**What needs to be done**
Copy every line in the records below that contains the word "края".

== Records shown ==

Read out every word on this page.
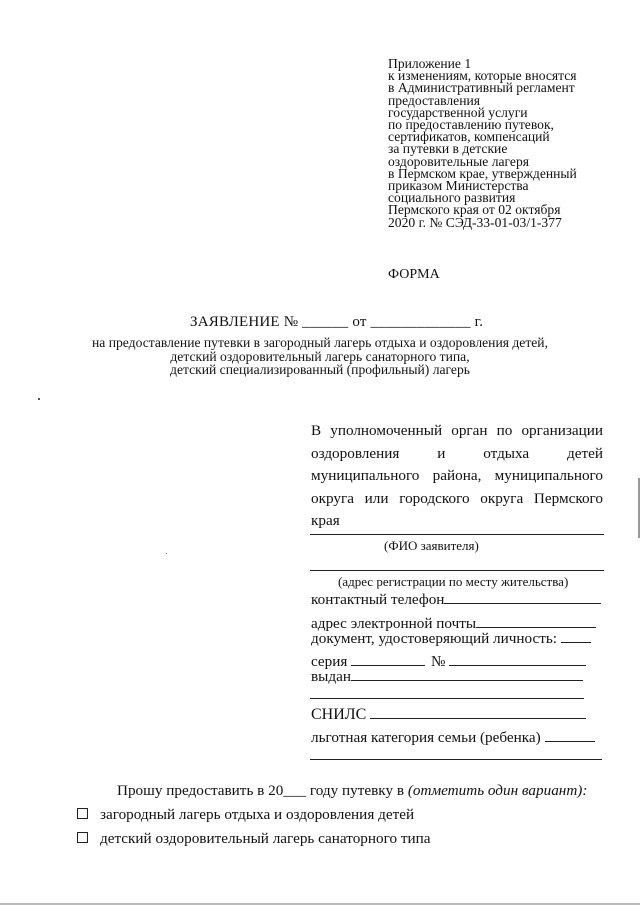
Приложение 1
к изменениям, которые вносятся
в Административный регламент
предоставления
государственной услуги
по предоставлению путевок,
сертификатов, компенсаций
за путевки в детские
оздоровительные лагеря
в Пермском крае, утвержденный
приказом Министерства
социального развития
Пермского края от 02 октября
2020 г. № СЭД-33-01-03/1-377
ФОРМА
ЗАЯВЛЕНИЕ № ______ от _____________ г.
на предоставление путевки в загородный лагерь отдыха и оздоровления детей,
детский оздоровительный лагерь санаторного типа,
детский специализированный (профильный) лагерь
В уполномоченный орган по организации оздоровления и отдыха детей муниципального района, муниципального округа или городского округа Пермского края
(ФИО заявителя)
(адрес регистрации по месту жительства)
контактный телефон
адрес электронной почты
документ, удостоверяющий личность:
серия	№
выдан
СНИЛС
льготная категория семьи (ребенка)
Прошу предоставить в 20___ году путевку в (отметить один вариант):
загородный лагерь отдыха и оздоровления детей
детский оздоровительный лагерь санаторного типа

===

**Response to this exercise**
Пермского края от 02 октября
В уполномоченный орган по организации оздоровления и отдыха детей муниципального района, муниципального округа или городского округа Пермского края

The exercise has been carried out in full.